Written problem: Show all lines holding "Marriage".

[Recorded data]

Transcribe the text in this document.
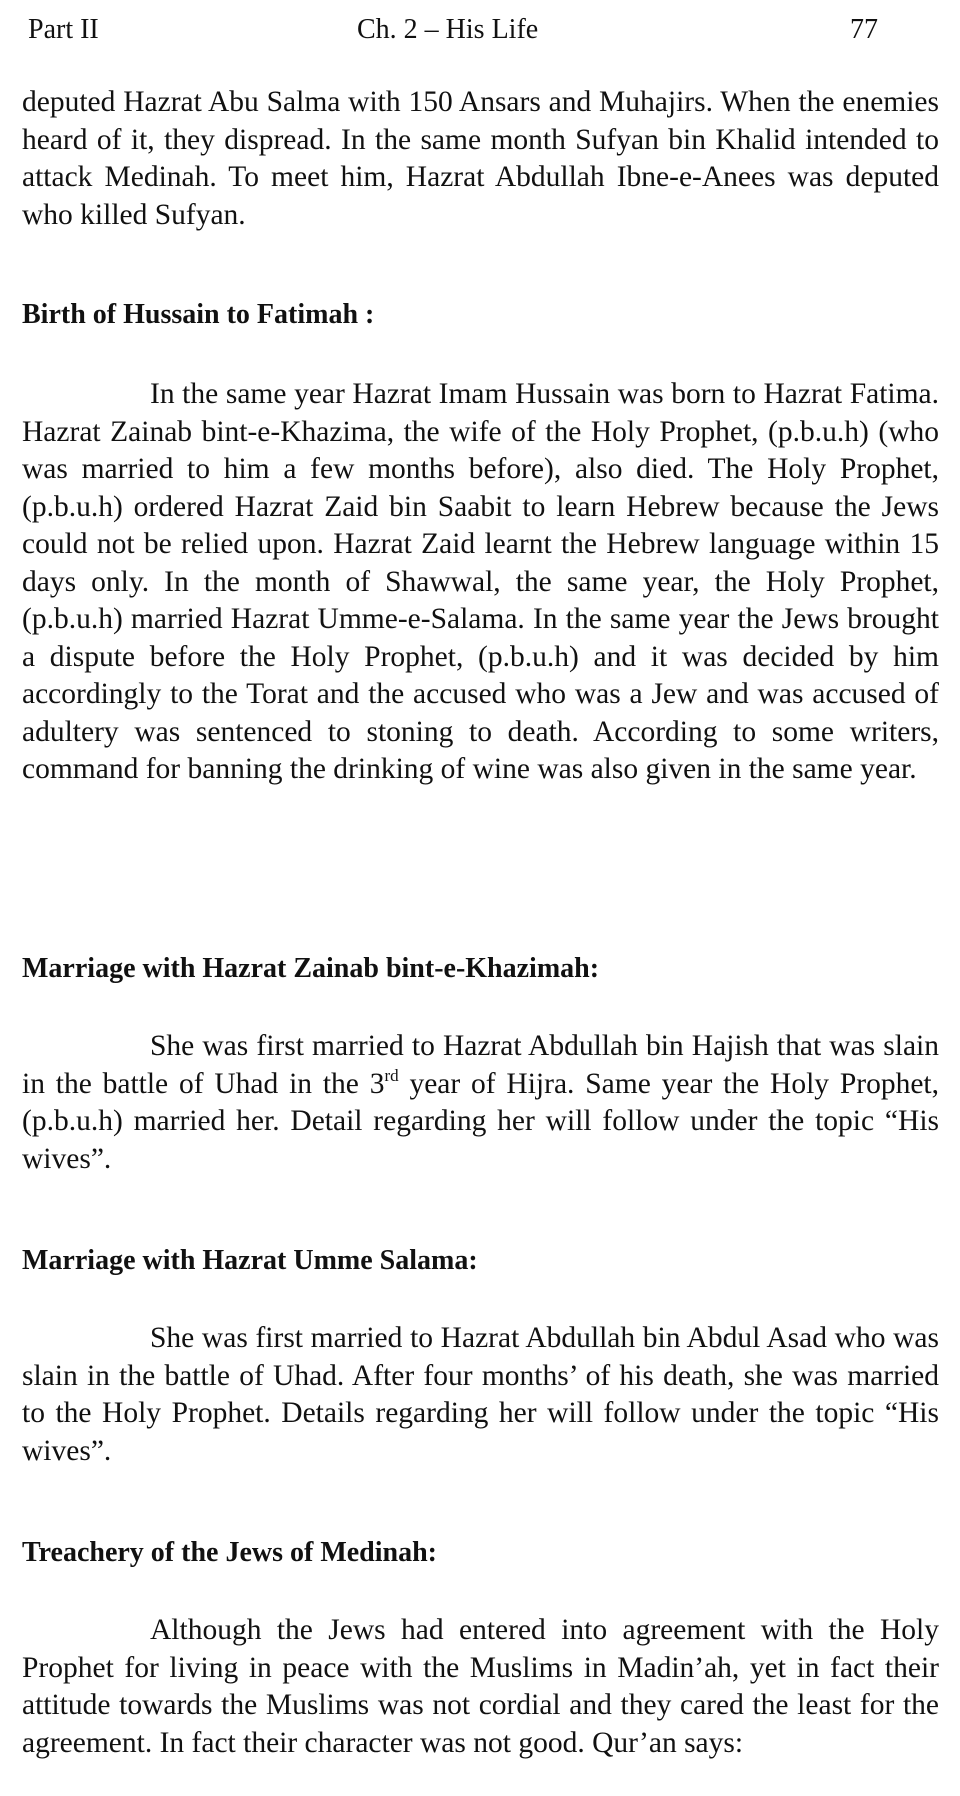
Part II	Ch. 2 – His Life	77

deputed Hazrat Abu Salma with 150 Ansars and Muhajirs. When the enemies heard of it, they dispread. In the same month Sufyan bin Khalid intended to attack Medinah. To meet him, Hazrat Abdullah Ibne-e-Anees was deputed who killed Sufyan.

Birth of Hussain to Fatimah :

In the same year Hazrat Imam Hussain was born to Hazrat Fatima. Hazrat Zainab bint-e-Khazima, the wife of the Holy Prophet, (p.b.u.h) (who was married to him a few months before), also died. The Holy Prophet, (p.b.u.h) ordered Hazrat Zaid bin Saabit to learn Hebrew because the Jews could not be relied upon. Hazrat Zaid learnt the Hebrew language within 15 days only. In the month of Shawwal, the same year, the Holy Prophet, (p.b.u.h) married Hazrat Umme-e-Salama. In the same year the Jews brought a dispute before the Holy Prophet, (p.b.u.h) and it was decided by him accordingly to the Torat and the accused who was a Jew and was accused of adultery was sentenced to stoning to death. According to some writers, command for banning the drinking of wine was also given in the same year.

Marriage with Hazrat Zainab bint-e-Khazimah:

She was first married to Hazrat Abdullah bin Hajish that was slain in the battle of Uhad in the 3rd year of Hijra. Same year the Holy Prophet, (p.b.u.h) married her. Detail regarding her will follow under the topic “His wives”.

Marriage with Hazrat Umme Salama:

She was first married to Hazrat Abdullah bin Abdul Asad who was slain in the battle of Uhad. After four months’ of his death, she was married to the Holy Prophet. Details regarding her will follow under the topic “His wives”.

Treachery of the Jews of Medinah:

Although the Jews had entered into agreement with the Holy Prophet for living in peace with the Muslims in Madin’ah, yet in fact their attitude towards the Muslims was not cordial and they cared the least for the agreement. In fact their character was not good. Qur’an says:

Correct result:
Marriage with Hazrat Zainab bint-e-Khazimah:
Marriage with Hazrat Umme Salama:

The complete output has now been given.